— Set task —
Reproduce each of the lines word for word.

(Stored entries)
— BEGIN —

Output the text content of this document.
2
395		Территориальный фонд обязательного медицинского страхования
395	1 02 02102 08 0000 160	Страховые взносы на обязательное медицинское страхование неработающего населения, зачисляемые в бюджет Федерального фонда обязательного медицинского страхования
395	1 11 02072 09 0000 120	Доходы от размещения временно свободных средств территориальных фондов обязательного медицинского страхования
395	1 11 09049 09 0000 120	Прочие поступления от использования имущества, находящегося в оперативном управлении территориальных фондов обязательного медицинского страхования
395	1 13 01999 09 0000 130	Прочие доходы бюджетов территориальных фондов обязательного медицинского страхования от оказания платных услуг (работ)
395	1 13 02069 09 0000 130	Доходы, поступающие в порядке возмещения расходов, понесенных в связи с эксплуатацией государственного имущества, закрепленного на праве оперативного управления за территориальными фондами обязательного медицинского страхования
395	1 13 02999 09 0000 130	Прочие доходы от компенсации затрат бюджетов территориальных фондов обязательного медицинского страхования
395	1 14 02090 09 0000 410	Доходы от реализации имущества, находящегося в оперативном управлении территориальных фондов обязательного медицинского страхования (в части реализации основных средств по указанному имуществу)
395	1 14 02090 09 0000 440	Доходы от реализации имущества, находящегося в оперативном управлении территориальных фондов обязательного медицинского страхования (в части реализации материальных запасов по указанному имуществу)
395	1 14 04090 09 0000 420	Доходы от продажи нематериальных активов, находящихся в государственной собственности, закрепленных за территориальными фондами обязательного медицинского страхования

— END —

— Answer —
Output the text content of this document.
2
395		Территориальный фонд обязательного медицинского страхования
395	1 02 02102 08 0000 160	Страховые взносы на обязательное медицинское страхование неработающего населения, зачисляемые в бюджет Федерального фонда обязательного медицинского страхования
395	1 11 02072 09 0000 120	Доходы от размещения временно свободных средств территориальных фондов обязательного медицинского страхования
395	1 11 09049 09 0000 120	Прочие поступления от использования имущества, находящегося в оперативном управлении территориальных фондов обязательного медицинского страхования
395	1 13 01999 09 0000 130	Прочие доходы бюджетов территориальных фондов обязательного медицинского страхования от оказания платных услуг (работ)
395	1 13 02069 09 0000 130	Доходы, поступающие в порядке возмещения расходов, понесенных в связи с эксплуатацией государственного имущества, закрепленного на праве оперативного управления за территориальными фондами обязательного медицинского страхования
395	1 13 02999 09 0000 130	Прочие доходы от компенсации затрат бюджетов территориальных фондов обязательного медицинского страхования
395	1 14 02090 09 0000 410	Доходы от реализации имущества, находящегося в оперативном управлении территориальных фондов обязательного медицинского страхования (в части реализации основных средств по указанному имуществу)
395	1 14 02090 09 0000 440	Доходы от реализации имущества, находящегося в оперативном управлении территориальных фондов обязательного медицинского страхования (в части реализации материальных запасов по указанному имуществу)
395	1 14 04090 09 0000 420	Доходы от продажи нематериальных активов, находящихся в государственной собственности, закрепленных за территориальными фондами обязательного медицинского страхования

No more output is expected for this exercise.